**Requirement**
Identify each line below containing the string "students" and copy it.

[Extracted data entries]
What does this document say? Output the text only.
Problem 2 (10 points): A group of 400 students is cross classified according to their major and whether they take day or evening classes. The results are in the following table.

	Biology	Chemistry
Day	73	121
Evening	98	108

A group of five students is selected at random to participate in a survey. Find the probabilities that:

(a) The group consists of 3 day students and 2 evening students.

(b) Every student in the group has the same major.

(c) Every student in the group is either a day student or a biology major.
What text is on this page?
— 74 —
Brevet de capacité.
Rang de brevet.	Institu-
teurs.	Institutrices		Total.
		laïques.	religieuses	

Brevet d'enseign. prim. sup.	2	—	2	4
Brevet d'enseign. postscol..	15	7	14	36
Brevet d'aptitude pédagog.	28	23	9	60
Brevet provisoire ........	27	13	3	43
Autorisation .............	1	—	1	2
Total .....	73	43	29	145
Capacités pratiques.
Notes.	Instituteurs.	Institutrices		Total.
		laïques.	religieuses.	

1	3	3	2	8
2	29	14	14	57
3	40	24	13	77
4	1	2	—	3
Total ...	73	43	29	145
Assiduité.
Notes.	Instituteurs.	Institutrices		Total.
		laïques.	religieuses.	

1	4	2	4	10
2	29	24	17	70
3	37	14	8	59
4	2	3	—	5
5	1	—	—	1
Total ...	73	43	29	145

**Solution to the problem**
Problem 2 (10 points): A group of 400 students is cross classified according to their major and whether they take day or evening classes. The results are in the following table.
A group of five students is selected at random to participate in a survey. Find the probabilities that:
(a) The group consists of 3 day students and 2 evening students.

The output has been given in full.